[Excerpts from a figure dataset]

☆ ☆ ☆ ☆

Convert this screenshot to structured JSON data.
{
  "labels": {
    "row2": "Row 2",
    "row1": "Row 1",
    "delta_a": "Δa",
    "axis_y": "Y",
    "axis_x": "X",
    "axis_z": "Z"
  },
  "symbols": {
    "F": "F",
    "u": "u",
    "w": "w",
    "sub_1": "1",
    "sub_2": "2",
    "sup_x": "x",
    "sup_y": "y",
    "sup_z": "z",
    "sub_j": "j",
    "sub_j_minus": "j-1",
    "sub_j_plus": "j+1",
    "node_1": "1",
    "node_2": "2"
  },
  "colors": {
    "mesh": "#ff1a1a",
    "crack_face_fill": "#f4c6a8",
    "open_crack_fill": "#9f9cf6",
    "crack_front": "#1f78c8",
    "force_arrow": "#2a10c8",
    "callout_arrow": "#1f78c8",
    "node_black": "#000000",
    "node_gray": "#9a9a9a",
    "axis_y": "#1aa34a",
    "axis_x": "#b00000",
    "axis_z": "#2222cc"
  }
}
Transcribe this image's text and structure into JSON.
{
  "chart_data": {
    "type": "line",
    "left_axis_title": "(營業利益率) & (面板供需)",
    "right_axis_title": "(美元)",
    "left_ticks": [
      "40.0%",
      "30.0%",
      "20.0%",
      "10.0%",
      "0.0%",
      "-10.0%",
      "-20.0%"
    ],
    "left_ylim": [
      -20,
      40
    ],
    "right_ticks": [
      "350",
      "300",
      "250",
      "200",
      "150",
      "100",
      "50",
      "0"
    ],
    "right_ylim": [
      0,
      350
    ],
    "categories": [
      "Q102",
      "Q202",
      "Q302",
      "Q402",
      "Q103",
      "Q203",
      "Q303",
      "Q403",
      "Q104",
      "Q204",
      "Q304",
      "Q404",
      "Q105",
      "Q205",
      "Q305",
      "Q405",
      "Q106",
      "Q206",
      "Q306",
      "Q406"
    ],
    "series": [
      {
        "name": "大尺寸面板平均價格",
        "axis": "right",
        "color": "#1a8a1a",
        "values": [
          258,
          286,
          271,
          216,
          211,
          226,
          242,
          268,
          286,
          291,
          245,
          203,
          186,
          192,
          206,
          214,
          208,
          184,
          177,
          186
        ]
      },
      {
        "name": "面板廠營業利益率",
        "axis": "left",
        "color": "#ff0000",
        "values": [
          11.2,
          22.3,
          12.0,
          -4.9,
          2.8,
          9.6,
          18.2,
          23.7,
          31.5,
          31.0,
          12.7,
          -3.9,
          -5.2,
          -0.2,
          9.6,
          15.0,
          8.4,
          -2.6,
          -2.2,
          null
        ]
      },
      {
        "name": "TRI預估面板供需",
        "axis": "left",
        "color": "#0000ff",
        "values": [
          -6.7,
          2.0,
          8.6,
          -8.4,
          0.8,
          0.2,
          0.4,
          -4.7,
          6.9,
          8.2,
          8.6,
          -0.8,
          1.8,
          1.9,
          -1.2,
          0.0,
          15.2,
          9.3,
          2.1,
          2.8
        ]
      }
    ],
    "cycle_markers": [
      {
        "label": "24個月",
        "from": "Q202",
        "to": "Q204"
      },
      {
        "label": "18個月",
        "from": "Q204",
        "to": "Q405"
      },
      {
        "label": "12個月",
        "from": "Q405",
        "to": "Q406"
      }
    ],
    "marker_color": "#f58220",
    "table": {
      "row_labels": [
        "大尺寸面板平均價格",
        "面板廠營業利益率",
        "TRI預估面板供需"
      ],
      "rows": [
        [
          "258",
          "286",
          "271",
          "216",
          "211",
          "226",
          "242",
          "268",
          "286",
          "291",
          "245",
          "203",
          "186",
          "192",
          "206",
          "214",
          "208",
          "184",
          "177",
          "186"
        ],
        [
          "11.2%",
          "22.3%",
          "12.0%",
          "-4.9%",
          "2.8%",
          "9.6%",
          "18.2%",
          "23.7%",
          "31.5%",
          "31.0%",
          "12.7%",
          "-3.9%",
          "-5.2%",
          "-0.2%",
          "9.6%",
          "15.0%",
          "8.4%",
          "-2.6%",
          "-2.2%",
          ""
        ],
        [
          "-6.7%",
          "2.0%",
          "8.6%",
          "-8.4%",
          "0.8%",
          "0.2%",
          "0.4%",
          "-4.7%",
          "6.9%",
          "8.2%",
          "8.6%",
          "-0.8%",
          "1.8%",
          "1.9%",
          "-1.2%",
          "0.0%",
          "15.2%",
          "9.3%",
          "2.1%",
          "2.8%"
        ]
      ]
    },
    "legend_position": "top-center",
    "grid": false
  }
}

☆ ☆ ☆ ☆

_DIRECTIVE_
Please return the data above exactly as given.

_SOLUTION FOR THIS PROBLEM_
Convert this screenshot to structured JSON data.
{
  "labels": {
    "row2": "Row 2",
    "row1": "Row 1",
    "delta_a": "Δa",
    "axis_y": "Y",
    "axis_x": "X",
    "axis_z": "Z"
  },
  "symbols": {
    "F": "F",
    "u": "u",
    "w": "w",
    "sub_1": "1",
    "sub_2": "2",
    "sup_x": "x",
    "sup_y": "y",
    "sup_z": "z",
    "sub_j": "j",
    "sub_j_minus": "j-1",
    "sub_j_plus": "j+1",
    "node_1": "1",
    "node_2": "2"
  },
  "colors": {
    "mesh": "#ff1a1a",
    "crack_face_fill": "#f4c6a8",
    "open_crack_fill": "#9f9cf6",
    "crack_front": "#1f78c8",
    "force_arrow": "#2a10c8",
    "callout_arrow": "#1f78c8",
    "node_black": "#000000",
    "node_gray": "#9a9a9a",
    "axis_y": "#1aa34a",
    "axis_x": "#b00000",
    "axis_z": "#2222cc"
  }
}
Transcribe this image's text and structure into JSON.
{
  "chart_data": {
    "type": "line",
    "left_axis_title": "(營業利益率) & (面板供需)",
    "right_axis_title": "(美元)",
    "left_ticks": [
      "40.0%",
      "30.0%",
      "20.0%",
      "10.0%",
      "0.0%",
      "-10.0%",
      "-20.0%"
    ],
    "left_ylim": [
      -20,
      40
    ],
    "right_ticks": [
      "350",
      "300",
      "250",
      "200",
      "150",
      "100",
      "50",
      "0"
    ],
    "right_ylim": [
      0,
      350
    ],
    "categories": [
      "Q102",
      "Q202",
      "Q302",
      "Q402",
      "Q103",
      "Q203",
      "Q303",
      "Q403",
      "Q104",
      "Q204",
      "Q304",
      "Q404",
      "Q105",
      "Q205",
      "Q305",
      "Q405",
      "Q106",
      "Q206",
      "Q306",
      "Q406"
    ],
    "series": [
      {
        "name": "大尺寸面板平均價格",
        "axis": "right",
        "color": "#1a8a1a",
        "values": [
          258,
          286,
          271,
          216,
          211,
          226,
          242,
          268,
          286,
          291,
          245,
          203,
          186,
          192,
          206,
          214,
          208,
          184,
          177,
          186
        ]
      },
      {
        "name": "面板廠營業利益率",
        "axis": "left",
        "color": "#ff0000",
        "values": [
          11.2,
          22.3,
          12.0,
          -4.9,
          2.8,
          9.6,
          18.2,
          23.7,
          31.5,
          31.0,
          12.7,
          -3.9,
          -5.2,
          -0.2,
          9.6,
          15.0,
          8.4,
          -2.6,
          -2.2,
          null
        ]
      },
      {
        "name": "TRI預估面板供需",
        "axis": "left",
        "color": "#0000ff",
        "values": [
          -6.7,
          2.0,
          8.6,
          -8.4,
          0.8,
          0.2,
          0.4,
          -4.7,
          6.9,
          8.2,
          8.6,
          -0.8,
          1.8,
          1.9,
          -1.2,
          0.0,
          15.2,
          9.3,
          2.1,
          2.8
        ]
      }
    ],
    "cycle_markers": [
      {
        "label": "24個月",
        "from": "Q202",
        "to": "Q204"
      },
      {
        "label": "18個月",
        "from": "Q204",
        "to": "Q405"
      },
      {
        "label": "12個月",
        "from": "Q405",
        "to": "Q406"
      }
    ],
    "marker_color": "#f58220",
    "table": {
      "row_labels": [
        "大尺寸面板平均價格",
        "面板廠營業利益率",
        "TRI預估面板供需"
      ],
      "rows": [
        [
          "258",
          "286",
          "271",
          "216",
          "211",
          "226",
          "242",
          "268",
          "286",
          "291",
          "245",
          "203",
          "186",
          "192",
          "206",
          "214",
          "208",
          "184",
          "177",
          "186"
        ],
        [
          "11.2%",
          "22.3%",
          "12.0%",
          "-4.9%",
          "2.8%",
          "9.6%",
          "18.2%",
          "23.7%",
          "31.5%",
          "31.0%",
          "12.7%",
          "-3.9%",
          "-5.2%",
          "-0.2%",
          "9.6%",
          "15.0%",
          "8.4%",
          "-2.6%",
          "-2.2%",
          ""
        ],
        [
          "-6.7%",
          "2.0%",
          "8.6%",
          "-8.4%",
          "0.8%",
          "0.2%",
          "0.4%",
          "-4.7%",
          "6.9%",
          "8.2%",
          "8.6%",
          "-0.8%",
          "1.8%",
          "1.9%",
          "-1.2%",
          "0.0%",
          "15.2%",
          "9.3%",
          "2.1%",
          "2.8%"
        ]
      ]
    },
    "legend_position": "top-center",
    "grid": false
  }
}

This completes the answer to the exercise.